**DIRECTIVE**
Each entry below is to be extracted exactly.

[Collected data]
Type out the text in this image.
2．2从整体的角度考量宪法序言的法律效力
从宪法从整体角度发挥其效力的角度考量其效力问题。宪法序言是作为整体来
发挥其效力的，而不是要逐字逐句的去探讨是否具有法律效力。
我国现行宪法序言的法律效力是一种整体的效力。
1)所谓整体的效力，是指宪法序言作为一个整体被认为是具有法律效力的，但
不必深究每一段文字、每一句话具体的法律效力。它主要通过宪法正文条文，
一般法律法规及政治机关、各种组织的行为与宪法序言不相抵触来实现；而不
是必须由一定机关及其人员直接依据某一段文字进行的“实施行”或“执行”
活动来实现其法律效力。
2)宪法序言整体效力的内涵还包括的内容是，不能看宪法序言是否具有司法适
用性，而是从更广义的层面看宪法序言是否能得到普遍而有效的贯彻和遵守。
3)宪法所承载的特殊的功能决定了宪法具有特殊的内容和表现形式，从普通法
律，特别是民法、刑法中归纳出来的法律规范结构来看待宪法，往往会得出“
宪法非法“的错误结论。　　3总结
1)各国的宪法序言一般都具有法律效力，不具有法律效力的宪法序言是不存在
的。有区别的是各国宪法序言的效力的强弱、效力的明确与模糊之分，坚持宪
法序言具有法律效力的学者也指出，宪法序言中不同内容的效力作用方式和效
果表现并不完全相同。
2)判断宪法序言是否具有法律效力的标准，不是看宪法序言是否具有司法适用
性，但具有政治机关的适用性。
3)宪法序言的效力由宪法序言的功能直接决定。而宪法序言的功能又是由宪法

**EXERCISE RESULT**
Type out the text in this image.
2．2从整体的角度考量宪法序言的法律效力
从宪法从整体角度发挥其效力的角度考量其效力问题。宪法序言是作为整体来
发挥其效力的，而不是要逐字逐句的去探讨是否具有法律效力。
我国现行宪法序言的法律效力是一种整体的效力。
1)所谓整体的效力，是指宪法序言作为一个整体被认为是具有法律效力的，但
不必深究每一段文字、每一句话具体的法律效力。它主要通过宪法正文条文，
一般法律法规及政治机关、各种组织的行为与宪法序言不相抵触来实现；而不
是必须由一定机关及其人员直接依据某一段文字进行的“实施行”或“执行”
活动来实现其法律效力。
2)宪法序言整体效力的内涵还包括的内容是，不能看宪法序言是否具有司法适
用性，而是从更广义的层面看宪法序言是否能得到普遍而有效的贯彻和遵守。
3)宪法所承载的特殊的功能决定了宪法具有特殊的内容和表现形式，从普通法
律，特别是民法、刑法中归纳出来的法律规范结构来看待宪法，往往会得出“
宪法非法“的错误结论。　　3总结
1)各国的宪法序言一般都具有法律效力，不具有法律效力的宪法序言是不存在
的。有区别的是各国宪法序言的效力的强弱、效力的明确与模糊之分，坚持宪
法序言具有法律效力的学者也指出，宪法序言中不同内容的效力作用方式和效
果表现并不完全相同。
2)判断宪法序言是否具有法律效力的标准，不是看宪法序言是否具有司法适用
性，但具有政治机关的适用性。
3)宪法序言的效力由宪法序言的功能直接决定。而宪法序言的功能又是由宪法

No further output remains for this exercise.